What is needed:
Write out the passage on the 2024 Olympic Greco-Roman 87 kg event word for word, from "Men's Greco-Roman 87" to "won bronze medals.", inclusive.

Men's Greco-Roman 87 kg competition at the 2024 Summer Olympics in Paris, France, took place on 7–8 August 2024 at the Grand Palais Éphémère in Champ de Mars.

==Background==
Semen Novikov became the Olympic champion, winning over Alireza Mohmadi in the final. The defending champion, Zhan Beleniuk, as well as Turpal Bisultanov, won bronze medals.

== Format ==
This Greco-Roman competition consists of a single-elimination tournament, with a repechage used to determine the winner of two bronze medals. The two finalists face off for gold and silver medals. Each wrestler who loses to one of the two finalists moves into the repechage, culminating in a pair of bronze medal matches featuring the semifinal losers each facing the remaining repechage opponent from their half of the bracket.

== Rules ==
A typical bout consists of two halves of three minutes each separated by a 30-second break. The two competitors compete on a mat, which is nine meters in diameter. Wrestlers try to score points by executing various legal maneuvers. Points ranging from one to five are awarded by the mat referee depending on the degree of difficulty of the maneuvers. Points are also awarded to the opponent in case of infractions such as illegal holds, passivity etc. A wrestler is automatically disqualified if three cautions are awarded during a bout. Forcing an opponent's shoulders to the mat results in an instant victory by fall.

During the course of a match, if a wrestler builds a 10-point advantage over the opponent, the bout is stopped and the leader is declared as the winner by technical superiority. The total scores are totaled at the end of the stipulated six-minute period, and the wrestler with the maximum points wins. In case of a tie, the wrestler who has scored the last point is declared the winner. A competitor might also be declared a winner if the opponent does not turn up or is medically unfit to compete.

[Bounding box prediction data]
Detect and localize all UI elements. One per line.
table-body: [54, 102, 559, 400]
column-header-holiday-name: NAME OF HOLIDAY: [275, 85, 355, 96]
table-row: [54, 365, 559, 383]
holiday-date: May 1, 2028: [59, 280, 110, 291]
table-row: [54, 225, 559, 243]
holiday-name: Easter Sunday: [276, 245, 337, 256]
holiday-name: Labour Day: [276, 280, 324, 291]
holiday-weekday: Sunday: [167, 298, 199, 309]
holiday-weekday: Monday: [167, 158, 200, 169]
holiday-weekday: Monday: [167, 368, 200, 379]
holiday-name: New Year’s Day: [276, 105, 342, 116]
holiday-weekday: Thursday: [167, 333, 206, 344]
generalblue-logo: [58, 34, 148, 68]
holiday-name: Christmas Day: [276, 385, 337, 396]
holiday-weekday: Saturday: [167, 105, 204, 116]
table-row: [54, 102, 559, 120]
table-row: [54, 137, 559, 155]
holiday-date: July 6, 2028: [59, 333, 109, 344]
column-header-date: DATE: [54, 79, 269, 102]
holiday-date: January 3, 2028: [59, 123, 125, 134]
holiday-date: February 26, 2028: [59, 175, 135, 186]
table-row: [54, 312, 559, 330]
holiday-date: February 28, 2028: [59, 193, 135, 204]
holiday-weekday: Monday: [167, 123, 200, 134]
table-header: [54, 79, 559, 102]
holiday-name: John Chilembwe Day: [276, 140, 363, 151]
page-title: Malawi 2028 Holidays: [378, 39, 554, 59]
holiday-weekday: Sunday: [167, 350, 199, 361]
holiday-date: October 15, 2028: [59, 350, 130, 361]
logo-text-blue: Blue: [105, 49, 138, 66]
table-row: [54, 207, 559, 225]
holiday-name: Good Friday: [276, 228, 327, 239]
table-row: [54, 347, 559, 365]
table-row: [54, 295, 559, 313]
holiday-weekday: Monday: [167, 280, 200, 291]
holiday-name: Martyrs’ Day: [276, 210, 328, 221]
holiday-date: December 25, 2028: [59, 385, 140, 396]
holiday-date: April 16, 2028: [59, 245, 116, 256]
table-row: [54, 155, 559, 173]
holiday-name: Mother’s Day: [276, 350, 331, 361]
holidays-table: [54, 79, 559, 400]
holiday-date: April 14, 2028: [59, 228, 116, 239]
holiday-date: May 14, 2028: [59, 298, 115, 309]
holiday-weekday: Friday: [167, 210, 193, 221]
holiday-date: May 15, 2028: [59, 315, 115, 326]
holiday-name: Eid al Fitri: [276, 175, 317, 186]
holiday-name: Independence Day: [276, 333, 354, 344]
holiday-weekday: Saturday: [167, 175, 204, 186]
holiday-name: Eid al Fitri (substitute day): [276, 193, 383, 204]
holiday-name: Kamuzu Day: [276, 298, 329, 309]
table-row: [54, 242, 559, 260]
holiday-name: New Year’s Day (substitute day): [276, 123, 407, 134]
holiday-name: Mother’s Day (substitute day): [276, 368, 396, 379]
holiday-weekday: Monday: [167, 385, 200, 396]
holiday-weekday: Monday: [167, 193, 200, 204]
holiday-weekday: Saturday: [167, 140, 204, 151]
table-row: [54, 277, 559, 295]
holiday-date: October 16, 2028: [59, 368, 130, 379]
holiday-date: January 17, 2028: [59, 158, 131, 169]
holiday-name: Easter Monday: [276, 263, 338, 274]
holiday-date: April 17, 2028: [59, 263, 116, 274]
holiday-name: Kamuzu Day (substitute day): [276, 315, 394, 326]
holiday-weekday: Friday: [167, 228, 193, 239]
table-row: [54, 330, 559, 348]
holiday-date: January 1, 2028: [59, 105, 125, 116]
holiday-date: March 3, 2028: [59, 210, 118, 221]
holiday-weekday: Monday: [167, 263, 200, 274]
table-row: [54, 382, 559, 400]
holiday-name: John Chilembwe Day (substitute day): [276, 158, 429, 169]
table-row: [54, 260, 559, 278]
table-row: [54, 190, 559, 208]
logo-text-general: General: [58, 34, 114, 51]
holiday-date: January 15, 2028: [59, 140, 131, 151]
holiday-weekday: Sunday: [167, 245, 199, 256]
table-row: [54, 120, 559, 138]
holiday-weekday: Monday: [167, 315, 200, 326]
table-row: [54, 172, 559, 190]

Final answer:
Men's Greco-Roman 87 kg competition at the 2024 Summer Olympics in Paris, France, took place on 7–8 August 2024 at the Grand Palais Éphémère in Champ de Mars.

==Background==
Semen Novikov became the Olympic champion, winning over Alireza Mohmadi in the final. The defending champion, Zhan Beleniuk, as well as Turpal Bisultanov, won bronze medals.